**What the task requires**. Output all the material that follows, exactly as given.

**Provided records**.
* begin *

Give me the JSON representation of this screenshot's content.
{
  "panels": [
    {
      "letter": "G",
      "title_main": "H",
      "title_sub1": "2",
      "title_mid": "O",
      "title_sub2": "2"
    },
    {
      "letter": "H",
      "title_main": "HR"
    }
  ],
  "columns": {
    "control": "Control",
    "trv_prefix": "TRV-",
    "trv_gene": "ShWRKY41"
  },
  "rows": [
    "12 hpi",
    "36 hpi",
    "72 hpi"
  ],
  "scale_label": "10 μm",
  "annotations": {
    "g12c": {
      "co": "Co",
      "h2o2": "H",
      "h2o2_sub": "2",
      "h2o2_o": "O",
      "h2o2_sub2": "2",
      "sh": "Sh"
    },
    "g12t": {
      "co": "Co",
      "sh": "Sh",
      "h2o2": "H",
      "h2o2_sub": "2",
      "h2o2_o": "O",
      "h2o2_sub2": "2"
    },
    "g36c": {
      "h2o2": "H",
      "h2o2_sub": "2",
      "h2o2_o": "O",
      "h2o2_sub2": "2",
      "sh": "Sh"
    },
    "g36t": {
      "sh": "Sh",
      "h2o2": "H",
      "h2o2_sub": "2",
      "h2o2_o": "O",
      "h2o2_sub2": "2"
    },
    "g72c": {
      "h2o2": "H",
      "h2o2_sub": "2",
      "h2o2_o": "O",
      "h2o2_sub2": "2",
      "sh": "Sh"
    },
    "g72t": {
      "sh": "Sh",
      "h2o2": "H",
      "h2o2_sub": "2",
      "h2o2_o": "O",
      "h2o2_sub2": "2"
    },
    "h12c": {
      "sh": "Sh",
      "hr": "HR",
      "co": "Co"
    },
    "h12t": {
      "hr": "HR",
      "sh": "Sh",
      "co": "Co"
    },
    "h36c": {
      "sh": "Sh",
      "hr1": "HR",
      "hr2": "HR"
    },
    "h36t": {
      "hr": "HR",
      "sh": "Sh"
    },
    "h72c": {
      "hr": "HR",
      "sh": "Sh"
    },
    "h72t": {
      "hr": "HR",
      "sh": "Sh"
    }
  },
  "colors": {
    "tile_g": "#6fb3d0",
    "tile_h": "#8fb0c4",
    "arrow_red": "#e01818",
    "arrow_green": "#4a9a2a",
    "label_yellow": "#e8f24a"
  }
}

* end *

**Output below**.
Give me the JSON representation of this screenshot's content.
{
  "panels": [
    {
      "letter": "G",
      "title_main": "H",
      "title_sub1": "2",
      "title_mid": "O",
      "title_sub2": "2"
    },
    {
      "letter": "H",
      "title_main": "HR"
    }
  ],
  "columns": {
    "control": "Control",
    "trv_prefix": "TRV-",
    "trv_gene": "ShWRKY41"
  },
  "rows": [
    "12 hpi",
    "36 hpi",
    "72 hpi"
  ],
  "scale_label": "10 μm",
  "annotations": {
    "g12c": {
      "co": "Co",
      "h2o2": "H",
      "h2o2_sub": "2",
      "h2o2_o": "O",
      "h2o2_sub2": "2",
      "sh": "Sh"
    },
    "g12t": {
      "co": "Co",
      "sh": "Sh",
      "h2o2": "H",
      "h2o2_sub": "2",
      "h2o2_o": "O",
      "h2o2_sub2": "2"
    },
    "g36c": {
      "h2o2": "H",
      "h2o2_sub": "2",
      "h2o2_o": "O",
      "h2o2_sub2": "2",
      "sh": "Sh"
    },
    "g36t": {
      "sh": "Sh",
      "h2o2": "H",
      "h2o2_sub": "2",
      "h2o2_o": "O",
      "h2o2_sub2": "2"
    },
    "g72c": {
      "h2o2": "H",
      "h2o2_sub": "2",
      "h2o2_o": "O",
      "h2o2_sub2": "2",
      "sh": "Sh"
    },
    "g72t": {
      "sh": "Sh",
      "h2o2": "H",
      "h2o2_sub": "2",
      "h2o2_o": "O",
      "h2o2_sub2": "2"
    },
    "h12c": {
      "sh": "Sh",
      "hr": "HR",
      "co": "Co"
    },
    "h12t": {
      "hr": "HR",
      "sh": "Sh",
      "co": "Co"
    },
    "h36c": {
      "sh": "Sh",
      "hr1": "HR",
      "hr2": "HR"
    },
    "h36t": {
      "hr": "HR",
      "sh": "Sh"
    },
    "h72c": {
      "hr": "HR",
      "sh": "Sh"
    },
    "h72t": {
      "hr": "HR",
      "sh": "Sh"
    }
  },
  "colors": {
    "tile_g": "#6fb3d0",
    "tile_h": "#8fb0c4",
    "arrow_red": "#e01818",
    "arrow_green": "#4a9a2a",
    "label_yellow": "#e8f24a"
  }
}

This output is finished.